**GOAL:** Find the string "tailored" in the listing and report every line that has it.

BEGIN PROVIDED RECORDS

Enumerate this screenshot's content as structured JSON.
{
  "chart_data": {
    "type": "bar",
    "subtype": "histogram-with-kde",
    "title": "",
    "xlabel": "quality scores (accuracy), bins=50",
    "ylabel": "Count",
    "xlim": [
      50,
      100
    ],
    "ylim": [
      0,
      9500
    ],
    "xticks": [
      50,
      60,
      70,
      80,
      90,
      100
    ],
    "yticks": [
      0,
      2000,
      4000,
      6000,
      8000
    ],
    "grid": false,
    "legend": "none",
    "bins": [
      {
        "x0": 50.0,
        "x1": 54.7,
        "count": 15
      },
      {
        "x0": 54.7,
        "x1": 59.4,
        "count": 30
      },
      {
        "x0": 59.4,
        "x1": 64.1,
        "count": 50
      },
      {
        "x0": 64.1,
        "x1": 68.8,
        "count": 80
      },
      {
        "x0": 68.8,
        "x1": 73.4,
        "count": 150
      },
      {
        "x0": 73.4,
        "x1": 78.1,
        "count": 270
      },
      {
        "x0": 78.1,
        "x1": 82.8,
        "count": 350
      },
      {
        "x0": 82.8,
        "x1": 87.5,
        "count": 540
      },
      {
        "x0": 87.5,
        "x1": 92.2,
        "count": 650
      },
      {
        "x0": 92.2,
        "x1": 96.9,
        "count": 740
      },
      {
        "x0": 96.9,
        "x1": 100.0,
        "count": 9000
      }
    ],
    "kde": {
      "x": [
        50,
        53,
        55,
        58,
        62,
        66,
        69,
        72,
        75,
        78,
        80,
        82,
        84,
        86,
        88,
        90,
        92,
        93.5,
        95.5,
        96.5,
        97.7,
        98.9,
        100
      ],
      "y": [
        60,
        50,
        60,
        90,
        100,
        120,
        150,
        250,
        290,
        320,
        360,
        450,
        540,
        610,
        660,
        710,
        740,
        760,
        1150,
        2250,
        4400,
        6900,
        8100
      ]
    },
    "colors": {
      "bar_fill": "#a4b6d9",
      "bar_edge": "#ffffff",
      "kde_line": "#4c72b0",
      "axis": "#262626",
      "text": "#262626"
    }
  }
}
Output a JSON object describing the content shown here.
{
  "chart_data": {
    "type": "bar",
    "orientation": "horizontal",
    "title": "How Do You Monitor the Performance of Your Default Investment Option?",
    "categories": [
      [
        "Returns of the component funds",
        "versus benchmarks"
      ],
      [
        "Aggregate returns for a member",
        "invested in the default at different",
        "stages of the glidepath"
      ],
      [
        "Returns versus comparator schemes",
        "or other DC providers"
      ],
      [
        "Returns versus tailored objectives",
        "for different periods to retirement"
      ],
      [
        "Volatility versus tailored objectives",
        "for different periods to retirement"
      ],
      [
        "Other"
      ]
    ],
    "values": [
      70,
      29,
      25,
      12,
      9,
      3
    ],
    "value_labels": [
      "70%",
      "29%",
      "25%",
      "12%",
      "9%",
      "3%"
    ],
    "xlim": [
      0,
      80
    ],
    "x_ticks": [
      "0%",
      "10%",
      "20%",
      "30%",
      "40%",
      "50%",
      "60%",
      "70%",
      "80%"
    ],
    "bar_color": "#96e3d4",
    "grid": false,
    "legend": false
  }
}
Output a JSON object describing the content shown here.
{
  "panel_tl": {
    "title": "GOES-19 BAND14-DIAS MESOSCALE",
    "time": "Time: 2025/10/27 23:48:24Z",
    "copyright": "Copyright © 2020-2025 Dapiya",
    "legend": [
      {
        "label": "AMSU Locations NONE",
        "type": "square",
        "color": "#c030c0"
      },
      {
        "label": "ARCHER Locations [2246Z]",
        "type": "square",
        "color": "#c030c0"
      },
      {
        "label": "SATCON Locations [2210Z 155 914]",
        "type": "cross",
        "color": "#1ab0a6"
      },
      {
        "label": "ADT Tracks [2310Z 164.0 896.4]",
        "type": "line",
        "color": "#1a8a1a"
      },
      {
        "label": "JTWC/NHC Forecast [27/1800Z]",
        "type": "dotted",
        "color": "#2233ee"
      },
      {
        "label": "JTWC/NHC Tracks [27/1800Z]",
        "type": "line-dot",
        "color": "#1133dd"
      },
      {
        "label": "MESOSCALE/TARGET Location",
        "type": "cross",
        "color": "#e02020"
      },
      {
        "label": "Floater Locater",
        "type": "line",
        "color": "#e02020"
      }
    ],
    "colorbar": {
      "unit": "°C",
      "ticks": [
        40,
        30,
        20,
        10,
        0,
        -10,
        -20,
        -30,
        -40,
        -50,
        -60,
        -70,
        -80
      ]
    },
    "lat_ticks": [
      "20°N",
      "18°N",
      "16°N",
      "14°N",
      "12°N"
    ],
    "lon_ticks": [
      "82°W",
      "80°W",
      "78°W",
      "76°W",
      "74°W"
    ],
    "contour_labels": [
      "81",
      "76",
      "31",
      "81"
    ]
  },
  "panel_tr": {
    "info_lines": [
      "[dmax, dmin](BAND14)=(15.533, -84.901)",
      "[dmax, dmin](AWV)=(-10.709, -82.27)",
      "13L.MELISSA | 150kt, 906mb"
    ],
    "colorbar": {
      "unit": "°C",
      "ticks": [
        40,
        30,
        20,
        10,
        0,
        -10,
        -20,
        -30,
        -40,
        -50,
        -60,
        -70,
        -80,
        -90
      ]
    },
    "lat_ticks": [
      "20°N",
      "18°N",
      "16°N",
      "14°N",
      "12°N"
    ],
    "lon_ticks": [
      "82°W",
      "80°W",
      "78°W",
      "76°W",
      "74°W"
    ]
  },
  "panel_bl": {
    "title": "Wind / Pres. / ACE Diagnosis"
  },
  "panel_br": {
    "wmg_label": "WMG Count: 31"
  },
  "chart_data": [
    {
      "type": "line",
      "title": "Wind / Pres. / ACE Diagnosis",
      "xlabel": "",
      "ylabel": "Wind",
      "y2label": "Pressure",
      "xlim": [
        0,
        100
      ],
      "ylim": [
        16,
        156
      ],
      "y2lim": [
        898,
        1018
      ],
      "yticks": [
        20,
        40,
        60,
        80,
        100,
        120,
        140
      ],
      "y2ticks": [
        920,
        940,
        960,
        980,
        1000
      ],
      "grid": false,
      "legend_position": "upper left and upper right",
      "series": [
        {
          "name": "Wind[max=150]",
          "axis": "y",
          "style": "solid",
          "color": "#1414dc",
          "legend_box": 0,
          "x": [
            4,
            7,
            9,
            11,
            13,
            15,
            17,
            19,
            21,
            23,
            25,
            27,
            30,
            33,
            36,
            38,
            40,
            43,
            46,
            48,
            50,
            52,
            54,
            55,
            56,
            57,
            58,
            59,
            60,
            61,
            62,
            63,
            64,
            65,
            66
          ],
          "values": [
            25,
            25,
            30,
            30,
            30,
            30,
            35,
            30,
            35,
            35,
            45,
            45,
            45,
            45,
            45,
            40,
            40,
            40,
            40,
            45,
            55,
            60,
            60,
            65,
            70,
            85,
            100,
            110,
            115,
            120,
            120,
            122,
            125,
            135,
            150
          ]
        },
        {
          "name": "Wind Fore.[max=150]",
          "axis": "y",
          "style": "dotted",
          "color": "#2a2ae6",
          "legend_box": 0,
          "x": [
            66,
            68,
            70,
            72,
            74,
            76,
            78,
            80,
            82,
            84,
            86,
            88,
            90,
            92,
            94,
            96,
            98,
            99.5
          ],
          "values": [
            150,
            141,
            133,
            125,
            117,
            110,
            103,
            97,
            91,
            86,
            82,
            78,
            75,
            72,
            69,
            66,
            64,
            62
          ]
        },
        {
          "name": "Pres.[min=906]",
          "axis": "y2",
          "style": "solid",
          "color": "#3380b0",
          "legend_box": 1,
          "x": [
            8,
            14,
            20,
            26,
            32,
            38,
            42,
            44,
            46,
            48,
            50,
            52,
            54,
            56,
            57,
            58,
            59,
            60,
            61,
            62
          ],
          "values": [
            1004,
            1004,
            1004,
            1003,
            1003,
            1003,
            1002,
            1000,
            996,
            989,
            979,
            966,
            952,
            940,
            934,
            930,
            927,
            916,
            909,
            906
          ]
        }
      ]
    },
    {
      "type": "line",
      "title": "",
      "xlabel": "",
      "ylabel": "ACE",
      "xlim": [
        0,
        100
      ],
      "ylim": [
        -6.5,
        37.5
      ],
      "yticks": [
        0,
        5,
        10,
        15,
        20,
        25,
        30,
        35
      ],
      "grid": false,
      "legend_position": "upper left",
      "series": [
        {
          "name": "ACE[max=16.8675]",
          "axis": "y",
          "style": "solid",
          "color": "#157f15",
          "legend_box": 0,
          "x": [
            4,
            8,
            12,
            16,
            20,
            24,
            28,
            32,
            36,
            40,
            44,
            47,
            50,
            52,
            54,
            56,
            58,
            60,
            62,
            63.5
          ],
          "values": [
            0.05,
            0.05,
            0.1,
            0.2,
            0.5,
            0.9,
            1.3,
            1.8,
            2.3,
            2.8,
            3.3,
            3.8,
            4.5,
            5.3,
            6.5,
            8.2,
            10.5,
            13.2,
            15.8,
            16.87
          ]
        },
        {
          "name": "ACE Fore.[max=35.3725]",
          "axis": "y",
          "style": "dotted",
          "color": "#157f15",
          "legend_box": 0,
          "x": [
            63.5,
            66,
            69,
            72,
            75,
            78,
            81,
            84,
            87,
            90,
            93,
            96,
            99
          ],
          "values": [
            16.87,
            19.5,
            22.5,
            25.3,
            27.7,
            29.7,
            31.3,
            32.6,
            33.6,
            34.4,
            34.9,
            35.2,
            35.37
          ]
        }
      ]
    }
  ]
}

END PROVIDED RECORDS

**THE SOLUTION:**
        "Returns versus tailored objectives",
        "Volatility versus tailored objectives",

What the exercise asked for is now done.